GIVEN PASSAGE:
|---|

Afghanistan: What Taliban takeover means for the region

Hans Spross
August 19, 2021

China, India, Iran and Pakistan have disparate interests in Afghanistan, and they are all now looking to forge good ties with the country's new rulers.

https://p.dw.com/p/3zB6p
Taliban fighters display their flag on patrol in Kabul
The Taliban takeover of Afghanistan poses a strategic dilemma for neighboring countriesImage: Rahmat Gul/AP/picture alliance

The Chinese government has so far appeared to be at ease with the collapse of the Afghan government and the Taliban's takeover of the country.   

"The Chinese embassy in Afghanistan is continuing to operate as normal, and its ambassador and embassy staff will remain in their posts," Foreign Ministry spokesperson Hua Chunying said on Monday. 

Most Chinese citizens in Afghanistan had earlier returned to China, but the ones who remained behind are in close contact with the embassy, reported the South China Morning Post newspaper.

The spokesperson also stressed Beijing's well-established contacts with the Taliban, underlining that the insurgents expressed a desire for good ties with China

"Afghanistan's Taliban has expressed many times a desire for good relations with China, with an expectation that China will take part in Afghanistan's rebuilding and development process, and will not allow any forces to use Afghanistan's soil to harm China," she said. "We welcome this."

|---|

GOAL:
Could you set down the article on the Taliban takeover word for word, from its headline to its final line? The records have nothing to do with the article on the Taliban takeover.

RECORD EXTRACTS:

|---|

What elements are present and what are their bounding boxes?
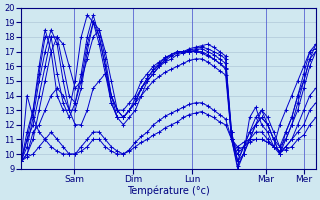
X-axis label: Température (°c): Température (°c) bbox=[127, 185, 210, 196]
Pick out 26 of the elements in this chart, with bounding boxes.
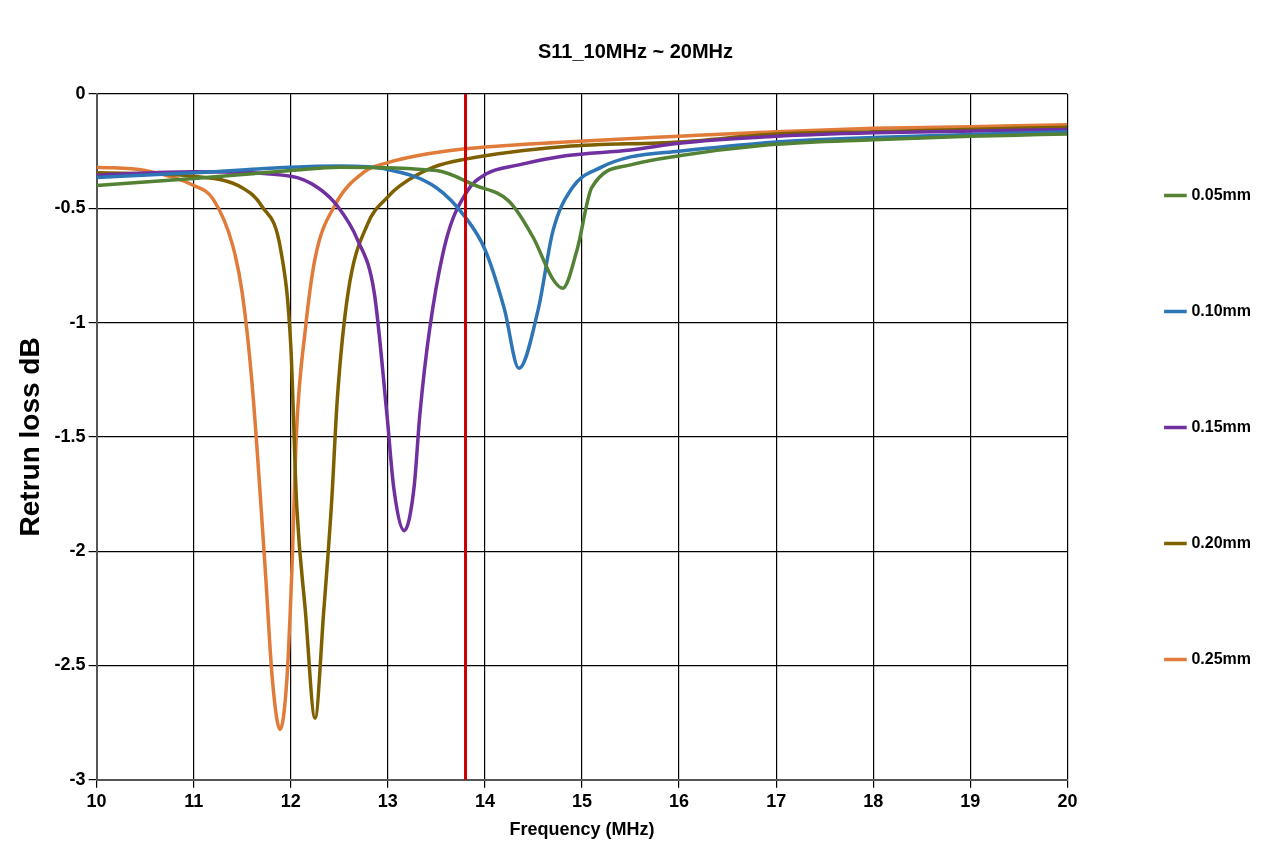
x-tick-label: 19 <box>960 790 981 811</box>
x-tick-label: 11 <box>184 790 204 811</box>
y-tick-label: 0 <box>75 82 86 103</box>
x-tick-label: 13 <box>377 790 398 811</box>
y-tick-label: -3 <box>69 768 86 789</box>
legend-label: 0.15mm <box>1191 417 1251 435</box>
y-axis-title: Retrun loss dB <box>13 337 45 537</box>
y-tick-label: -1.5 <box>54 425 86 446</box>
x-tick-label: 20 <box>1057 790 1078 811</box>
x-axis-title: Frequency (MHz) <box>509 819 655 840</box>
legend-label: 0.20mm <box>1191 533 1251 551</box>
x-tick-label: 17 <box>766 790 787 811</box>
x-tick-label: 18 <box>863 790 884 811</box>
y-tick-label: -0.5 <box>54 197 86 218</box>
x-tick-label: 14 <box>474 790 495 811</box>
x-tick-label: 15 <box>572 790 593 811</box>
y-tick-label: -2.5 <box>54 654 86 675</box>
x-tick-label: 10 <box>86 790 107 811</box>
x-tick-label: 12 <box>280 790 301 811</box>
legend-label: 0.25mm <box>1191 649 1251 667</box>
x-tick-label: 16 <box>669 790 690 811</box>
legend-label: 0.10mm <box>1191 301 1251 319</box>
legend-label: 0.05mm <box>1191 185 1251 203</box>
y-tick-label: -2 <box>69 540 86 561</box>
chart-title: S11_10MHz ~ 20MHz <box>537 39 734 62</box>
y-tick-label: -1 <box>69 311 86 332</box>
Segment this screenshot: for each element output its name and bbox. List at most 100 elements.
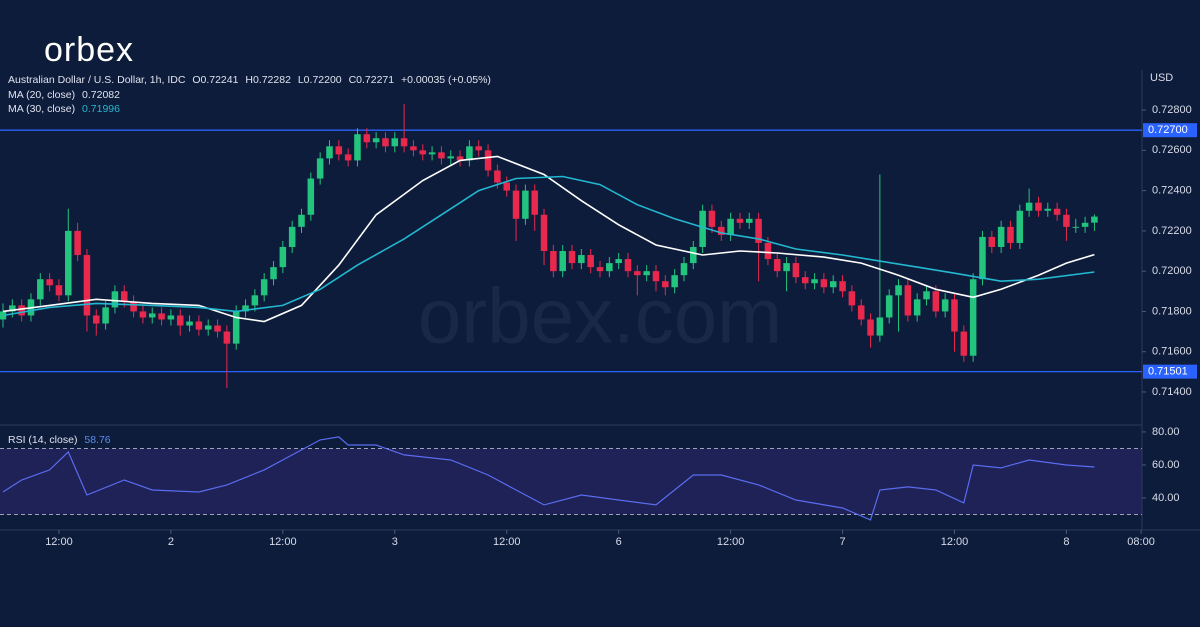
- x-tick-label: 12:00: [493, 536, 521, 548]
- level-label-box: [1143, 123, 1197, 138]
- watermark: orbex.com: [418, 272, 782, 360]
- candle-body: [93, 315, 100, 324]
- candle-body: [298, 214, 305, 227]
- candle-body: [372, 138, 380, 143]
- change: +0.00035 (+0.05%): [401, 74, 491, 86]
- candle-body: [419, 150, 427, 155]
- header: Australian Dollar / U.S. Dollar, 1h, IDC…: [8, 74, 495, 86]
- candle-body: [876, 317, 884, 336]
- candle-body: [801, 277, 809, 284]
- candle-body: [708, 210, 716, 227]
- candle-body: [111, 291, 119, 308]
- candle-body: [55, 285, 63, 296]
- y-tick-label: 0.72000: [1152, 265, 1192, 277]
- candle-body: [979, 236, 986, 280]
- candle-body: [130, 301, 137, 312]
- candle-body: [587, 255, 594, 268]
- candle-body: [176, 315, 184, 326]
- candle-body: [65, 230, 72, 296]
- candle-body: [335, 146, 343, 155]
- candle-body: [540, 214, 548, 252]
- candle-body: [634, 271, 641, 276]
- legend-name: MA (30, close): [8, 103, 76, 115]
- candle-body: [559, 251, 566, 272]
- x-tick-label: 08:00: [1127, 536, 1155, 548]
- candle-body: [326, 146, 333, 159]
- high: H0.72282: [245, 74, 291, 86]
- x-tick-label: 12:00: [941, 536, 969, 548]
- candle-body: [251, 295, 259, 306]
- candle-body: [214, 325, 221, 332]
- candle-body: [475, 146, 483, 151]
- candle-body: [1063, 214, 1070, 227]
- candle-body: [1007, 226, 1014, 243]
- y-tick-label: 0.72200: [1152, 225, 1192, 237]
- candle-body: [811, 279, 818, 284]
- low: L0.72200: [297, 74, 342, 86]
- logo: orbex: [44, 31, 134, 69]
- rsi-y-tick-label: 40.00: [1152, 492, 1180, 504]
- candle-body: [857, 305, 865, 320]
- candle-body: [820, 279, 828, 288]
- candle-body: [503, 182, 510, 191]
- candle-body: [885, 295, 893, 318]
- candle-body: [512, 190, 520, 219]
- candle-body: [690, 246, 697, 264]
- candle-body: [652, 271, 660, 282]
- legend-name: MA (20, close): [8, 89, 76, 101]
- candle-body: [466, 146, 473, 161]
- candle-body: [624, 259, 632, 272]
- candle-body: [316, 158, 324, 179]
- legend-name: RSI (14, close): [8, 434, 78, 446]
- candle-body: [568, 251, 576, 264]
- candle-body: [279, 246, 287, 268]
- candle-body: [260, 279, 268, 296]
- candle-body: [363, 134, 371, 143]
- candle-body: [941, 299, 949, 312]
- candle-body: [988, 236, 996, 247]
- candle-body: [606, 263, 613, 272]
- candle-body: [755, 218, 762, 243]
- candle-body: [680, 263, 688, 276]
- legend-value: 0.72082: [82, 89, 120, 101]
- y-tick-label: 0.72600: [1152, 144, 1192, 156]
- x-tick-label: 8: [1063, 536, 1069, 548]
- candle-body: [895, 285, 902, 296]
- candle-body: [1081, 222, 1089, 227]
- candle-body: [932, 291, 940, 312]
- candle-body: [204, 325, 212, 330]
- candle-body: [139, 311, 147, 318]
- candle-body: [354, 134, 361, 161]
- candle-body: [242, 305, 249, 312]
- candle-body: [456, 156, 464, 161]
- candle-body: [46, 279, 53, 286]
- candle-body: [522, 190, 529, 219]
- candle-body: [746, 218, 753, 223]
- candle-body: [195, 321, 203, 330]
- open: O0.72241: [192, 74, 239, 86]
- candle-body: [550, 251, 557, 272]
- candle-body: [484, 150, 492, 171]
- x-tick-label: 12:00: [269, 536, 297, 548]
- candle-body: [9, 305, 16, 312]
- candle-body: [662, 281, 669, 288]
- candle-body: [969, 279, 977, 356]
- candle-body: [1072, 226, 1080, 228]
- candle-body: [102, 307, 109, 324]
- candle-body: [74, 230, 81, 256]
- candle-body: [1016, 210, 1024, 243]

|---|

EXERCISE ANSWER:
Afghanistan: What Taliban takeover means for the region

Hans Spross
August 19, 2021

China, India, Iran and Pakistan have disparate interests in Afghanistan, and they are all now looking to forge good ties with the country's new rulers.

https://p.dw.com/p/3zB6p
Taliban fighters display their flag on patrol in Kabul
The Taliban takeover of Afghanistan poses a strategic dilemma for neighboring countriesImage: Rahmat Gul/AP/picture alliance

The Chinese government has so far appeared to be at ease with the collapse of the Afghan government and the Taliban's takeover of the country.   

"The Chinese embassy in Afghanistan is continuing to operate as normal, and its ambassador and embassy staff will remain in their posts," Foreign Ministry spokesperson Hua Chunying said on Monday. 

Most Chinese citizens in Afghanistan had earlier returned to China, but the ones who remained behind are in close contact with the embassy, reported the South China Morning Post newspaper.

The spokesperson also stressed Beijing's well-established contacts with the Taliban, underlining that the insurgents expressed a desire for good ties with China

"Afghanistan's Taliban has expressed many times a desire for good relations with China, with an expectation that China will take part in Afghanistan's rebuilding and development process, and will not allow any forces to use Afghanistan's soil to harm China," she said. "We welcome this."